| Data provided |
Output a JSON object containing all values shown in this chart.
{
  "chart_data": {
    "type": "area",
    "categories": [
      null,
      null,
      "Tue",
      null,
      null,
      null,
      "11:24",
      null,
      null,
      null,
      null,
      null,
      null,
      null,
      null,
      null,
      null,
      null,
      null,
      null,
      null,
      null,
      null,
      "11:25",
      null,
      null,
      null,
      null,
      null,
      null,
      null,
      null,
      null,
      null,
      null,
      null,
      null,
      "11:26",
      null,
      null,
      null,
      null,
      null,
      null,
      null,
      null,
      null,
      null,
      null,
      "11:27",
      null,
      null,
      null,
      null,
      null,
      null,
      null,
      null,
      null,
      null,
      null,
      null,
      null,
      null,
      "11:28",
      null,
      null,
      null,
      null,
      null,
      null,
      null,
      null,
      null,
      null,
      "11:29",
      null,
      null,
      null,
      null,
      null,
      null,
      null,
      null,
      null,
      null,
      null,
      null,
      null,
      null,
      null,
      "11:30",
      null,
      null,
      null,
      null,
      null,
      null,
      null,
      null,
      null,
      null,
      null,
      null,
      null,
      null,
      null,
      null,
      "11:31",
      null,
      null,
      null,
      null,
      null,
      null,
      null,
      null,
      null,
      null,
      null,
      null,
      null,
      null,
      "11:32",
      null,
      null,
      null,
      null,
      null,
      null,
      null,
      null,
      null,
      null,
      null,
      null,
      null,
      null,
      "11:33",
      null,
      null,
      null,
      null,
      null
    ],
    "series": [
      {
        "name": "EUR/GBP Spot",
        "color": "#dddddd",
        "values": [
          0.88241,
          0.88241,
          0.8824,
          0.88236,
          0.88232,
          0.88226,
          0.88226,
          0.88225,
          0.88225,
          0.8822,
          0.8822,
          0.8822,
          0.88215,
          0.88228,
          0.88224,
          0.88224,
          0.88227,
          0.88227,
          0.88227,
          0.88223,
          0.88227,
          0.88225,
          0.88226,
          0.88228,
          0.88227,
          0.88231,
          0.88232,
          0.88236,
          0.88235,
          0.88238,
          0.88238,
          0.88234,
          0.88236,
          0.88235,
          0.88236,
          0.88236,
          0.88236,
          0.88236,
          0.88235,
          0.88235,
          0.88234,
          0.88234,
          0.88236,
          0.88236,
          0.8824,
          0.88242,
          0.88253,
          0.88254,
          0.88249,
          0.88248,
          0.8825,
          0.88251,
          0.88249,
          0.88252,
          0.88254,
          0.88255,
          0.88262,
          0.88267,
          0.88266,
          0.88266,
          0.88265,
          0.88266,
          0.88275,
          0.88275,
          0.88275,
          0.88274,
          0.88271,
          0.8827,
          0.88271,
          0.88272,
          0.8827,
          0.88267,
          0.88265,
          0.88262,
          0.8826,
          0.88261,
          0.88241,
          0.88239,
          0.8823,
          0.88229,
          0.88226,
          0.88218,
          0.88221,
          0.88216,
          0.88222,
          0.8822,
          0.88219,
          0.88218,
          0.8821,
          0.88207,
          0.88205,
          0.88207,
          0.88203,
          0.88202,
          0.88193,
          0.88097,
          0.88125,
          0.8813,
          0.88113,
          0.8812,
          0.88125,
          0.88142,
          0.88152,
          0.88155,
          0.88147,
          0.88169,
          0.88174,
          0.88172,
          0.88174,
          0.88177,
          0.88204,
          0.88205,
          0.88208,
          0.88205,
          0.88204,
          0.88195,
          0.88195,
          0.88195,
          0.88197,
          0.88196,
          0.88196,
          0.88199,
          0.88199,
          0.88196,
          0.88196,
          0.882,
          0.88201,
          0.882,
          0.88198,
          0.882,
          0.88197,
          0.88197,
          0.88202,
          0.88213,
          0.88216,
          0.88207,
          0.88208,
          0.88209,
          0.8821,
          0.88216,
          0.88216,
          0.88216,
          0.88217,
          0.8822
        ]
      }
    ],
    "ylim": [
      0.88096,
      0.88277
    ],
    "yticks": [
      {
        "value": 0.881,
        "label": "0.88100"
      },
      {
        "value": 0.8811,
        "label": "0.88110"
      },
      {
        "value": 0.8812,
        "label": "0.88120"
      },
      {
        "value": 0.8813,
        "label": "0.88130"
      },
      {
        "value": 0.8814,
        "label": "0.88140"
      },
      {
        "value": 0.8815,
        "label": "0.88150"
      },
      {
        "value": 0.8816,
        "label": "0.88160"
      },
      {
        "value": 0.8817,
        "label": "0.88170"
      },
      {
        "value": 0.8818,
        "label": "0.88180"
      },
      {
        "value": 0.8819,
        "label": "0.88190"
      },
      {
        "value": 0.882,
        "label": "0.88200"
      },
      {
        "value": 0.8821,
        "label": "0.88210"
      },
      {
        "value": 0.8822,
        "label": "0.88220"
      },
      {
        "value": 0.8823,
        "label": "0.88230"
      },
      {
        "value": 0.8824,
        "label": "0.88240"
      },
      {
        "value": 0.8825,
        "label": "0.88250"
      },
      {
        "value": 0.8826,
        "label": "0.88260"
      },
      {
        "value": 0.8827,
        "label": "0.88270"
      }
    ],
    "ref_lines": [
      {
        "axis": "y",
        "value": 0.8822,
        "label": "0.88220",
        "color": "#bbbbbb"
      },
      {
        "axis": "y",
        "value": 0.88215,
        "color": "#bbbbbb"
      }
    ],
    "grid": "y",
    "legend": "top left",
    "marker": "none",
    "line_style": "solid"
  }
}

| Directive |
Make an exact copy of the material above.

| Solution to the problem |
Output a JSON object containing all values shown in this chart.
{
  "chart_data": {
    "type": "area",
    "categories": [
      null,
      null,
      "Tue",
      null,
      null,
      null,
      "11:24",
      null,
      null,
      null,
      null,
      null,
      null,
      null,
      null,
      null,
      null,
      null,
      null,
      null,
      null,
      null,
      null,
      "11:25",
      null,
      null,
      null,
      null,
      null,
      null,
      null,
      null,
      null,
      null,
      null,
      null,
      null,
      "11:26",
      null,
      null,
      null,
      null,
      null,
      null,
      null,
      null,
      null,
      null,
      null,
      "11:27",
      null,
      null,
      null,
      null,
      null,
      null,
      null,
      null,
      null,
      null,
      null,
      null,
      null,
      null,
      "11:28",
      null,
      null,
      null,
      null,
      null,
      null,
      null,
      null,
      null,
      null,
      "11:29",
      null,
      null,
      null,
      null,
      null,
      null,
      null,
      null,
      null,
      null,
      null,
      null,
      null,
      null,
      null,
      "11:30",
      null,
      null,
      null,
      null,
      null,
      null,
      null,
      null,
      null,
      null,
      null,
      null,
      null,
      null,
      null,
      null,
      "11:31",
      null,
      null,
      null,
      null,
      null,
      null,
      null,
      null,
      null,
      null,
      null,
      null,
      null,
      null,
      "11:32",
      null,
      null,
      null,
      null,
      null,
      null,
      null,
      null,
      null,
      null,
      null,
      null,
      null,
      null,
      "11:33",
      null,
      null,
      null,
      null,
      null
    ],
    "series": [
      {
        "name": "EUR/GBP Spot",
        "color": "#dddddd",
        "values": [
          0.88241,
          0.88241,
          0.8824,
          0.88236,
          0.88232,
          0.88226,
          0.88226,
          0.88225,
          0.88225,
          0.8822,
          0.8822,
          0.8822,
          0.88215,
          0.88228,
          0.88224,
          0.88224,
          0.88227,
          0.88227,
          0.88227,
          0.88223,
          0.88227,
          0.88225,
          0.88226,
          0.88228,
          0.88227,
          0.88231,
          0.88232,
          0.88236,
          0.88235,
          0.88238,
          0.88238,
          0.88234,
          0.88236,
          0.88235,
          0.88236,
          0.88236,
          0.88236,
          0.88236,
          0.88235,
          0.88235,
          0.88234,
          0.88234,
          0.88236,
          0.88236,
          0.8824,
          0.88242,
          0.88253,
          0.88254,
          0.88249,
          0.88248,
          0.8825,
          0.88251,
          0.88249,
          0.88252,
          0.88254,
          0.88255,
          0.88262,
          0.88267,
          0.88266,
          0.88266,
          0.88265,
          0.88266,
          0.88275,
          0.88275,
          0.88275,
          0.88274,
          0.88271,
          0.8827,
          0.88271,
          0.88272,
          0.8827,
          0.88267,
          0.88265,
          0.88262,
          0.8826,
          0.88261,
          0.88241,
          0.88239,
          0.8823,
          0.88229,
          0.88226,
          0.88218,
          0.88221,
          0.88216,
          0.88222,
          0.8822,
          0.88219,
          0.88218,
          0.8821,
          0.88207,
          0.88205,
          0.88207,
          0.88203,
          0.88202,
          0.88193,
          0.88097,
          0.88125,
          0.8813,
          0.88113,
          0.8812,
          0.88125,
          0.88142,
          0.88152,
          0.88155,
          0.88147,
          0.88169,
          0.88174,
          0.88172,
          0.88174,
          0.88177,
          0.88204,
          0.88205,
          0.88208,
          0.88205,
          0.88204,
          0.88195,
          0.88195,
          0.88195,
          0.88197,
          0.88196,
          0.88196,
          0.88199,
          0.88199,
          0.88196,
          0.88196,
          0.882,
          0.88201,
          0.882,
          0.88198,
          0.882,
          0.88197,
          0.88197,
          0.88202,
          0.88213,
          0.88216,
          0.88207,
          0.88208,
          0.88209,
          0.8821,
          0.88216,
          0.88216,
          0.88216,
          0.88217,
          0.8822
        ]
      }
    ],
    "ylim": [
      0.88096,
      0.88277
    ],
    "yticks": [
      {
        "value": 0.881,
        "label": "0.88100"
      },
      {
        "value": 0.8811,
        "label": "0.88110"
      },
      {
        "value": 0.8812,
        "label": "0.88120"
      },
      {
        "value": 0.8813,
        "label": "0.88130"
      },
      {
        "value": 0.8814,
        "label": "0.88140"
      },
      {
        "value": 0.8815,
        "label": "0.88150"
      },
      {
        "value": 0.8816,
        "label": "0.88160"
      },
      {
        "value": 0.8817,
        "label": "0.88170"
      },
      {
        "value": 0.8818,
        "label": "0.88180"
      },
      {
        "value": 0.8819,
        "label": "0.88190"
      },
      {
        "value": 0.882,
        "label": "0.88200"
      },
      {
        "value": 0.8821,
        "label": "0.88210"
      },
      {
        "value": 0.8822,
        "label": "0.88220"
      },
      {
        "value": 0.8823,
        "label": "0.88230"
      },
      {
        "value": 0.8824,
        "label": "0.88240"
      },
      {
        "value": 0.8825,
        "label": "0.88250"
      },
      {
        "value": 0.8826,
        "label": "0.88260"
      },
      {
        "value": 0.8827,
        "label": "0.88270"
      }
    ],
    "ref_lines": [
      {
        "axis": "y",
        "value": 0.8822,
        "label": "0.88220",
        "color": "#bbbbbb"
      },
      {
        "axis": "y",
        "value": 0.88215,
        "color": "#bbbbbb"
      }
    ],
    "grid": "y",
    "legend": "top left",
    "marker": "none",
    "line_style": "solid"
  }
}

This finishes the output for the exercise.